Data entries

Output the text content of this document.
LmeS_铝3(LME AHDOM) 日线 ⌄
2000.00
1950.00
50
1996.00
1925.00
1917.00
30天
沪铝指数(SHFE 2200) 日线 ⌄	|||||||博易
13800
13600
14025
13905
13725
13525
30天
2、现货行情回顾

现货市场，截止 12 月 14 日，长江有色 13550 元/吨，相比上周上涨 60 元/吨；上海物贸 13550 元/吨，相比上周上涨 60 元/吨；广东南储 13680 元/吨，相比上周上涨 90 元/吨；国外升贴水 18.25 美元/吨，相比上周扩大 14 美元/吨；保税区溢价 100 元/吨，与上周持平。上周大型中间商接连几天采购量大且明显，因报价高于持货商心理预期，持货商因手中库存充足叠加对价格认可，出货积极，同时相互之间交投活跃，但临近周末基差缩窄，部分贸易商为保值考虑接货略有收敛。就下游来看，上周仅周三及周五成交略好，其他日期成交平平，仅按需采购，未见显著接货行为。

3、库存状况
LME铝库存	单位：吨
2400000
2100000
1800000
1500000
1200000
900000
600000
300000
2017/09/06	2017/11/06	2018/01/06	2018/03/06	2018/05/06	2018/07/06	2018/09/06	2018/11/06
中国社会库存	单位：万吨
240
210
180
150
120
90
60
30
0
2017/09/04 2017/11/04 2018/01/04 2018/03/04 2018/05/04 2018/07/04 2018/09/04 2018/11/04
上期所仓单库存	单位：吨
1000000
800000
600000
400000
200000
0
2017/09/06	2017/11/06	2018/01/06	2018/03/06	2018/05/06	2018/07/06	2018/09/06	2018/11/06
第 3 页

→ The request
Take the lines above and print them exactly.

→ Final result
Output the text content of this document.
LmeS_铝3(LME AHDOM) 日线 ⌄
2000.00
1950.00
50
1996.00
1925.00
1917.00
30天
沪铝指数(SHFE 2200) 日线 ⌄	|||||||博易
13800
13600
14025
13905
13725
13525
30天
2、现货行情回顾

现货市场，截止 12 月 14 日，长江有色 13550 元/吨，相比上周上涨 60 元/吨；上海物贸 13550 元/吨，相比上周上涨 60 元/吨；广东南储 13680 元/吨，相比上周上涨 90 元/吨；国外升贴水 18.25 美元/吨，相比上周扩大 14 美元/吨；保税区溢价 100 元/吨，与上周持平。上周大型中间商接连几天采购量大且明显，因报价高于持货商心理预期，持货商因手中库存充足叠加对价格认可，出货积极，同时相互之间交投活跃，但临近周末基差缩窄，部分贸易商为保值考虑接货略有收敛。就下游来看，上周仅周三及周五成交略好，其他日期成交平平，仅按需采购，未见显著接货行为。

3、库存状况
LME铝库存	单位：吨
2400000
2100000
1800000
1500000
1200000
900000
600000
300000
2017/09/06	2017/11/06	2018/01/06	2018/03/06	2018/05/06	2018/07/06	2018/09/06	2018/11/06
中国社会库存	单位：万吨
240
210
180
150
120
90
60
30
0
2017/09/04 2017/11/04 2018/01/04 2018/03/04 2018/05/04 2018/07/04 2018/09/04 2018/11/04
上期所仓单库存	单位：吨
1000000
800000
600000
400000
200000
0
2017/09/06	2017/11/06	2018/01/06	2018/03/06	2018/05/06	2018/07/06	2018/09/06	2018/11/06
第 3 页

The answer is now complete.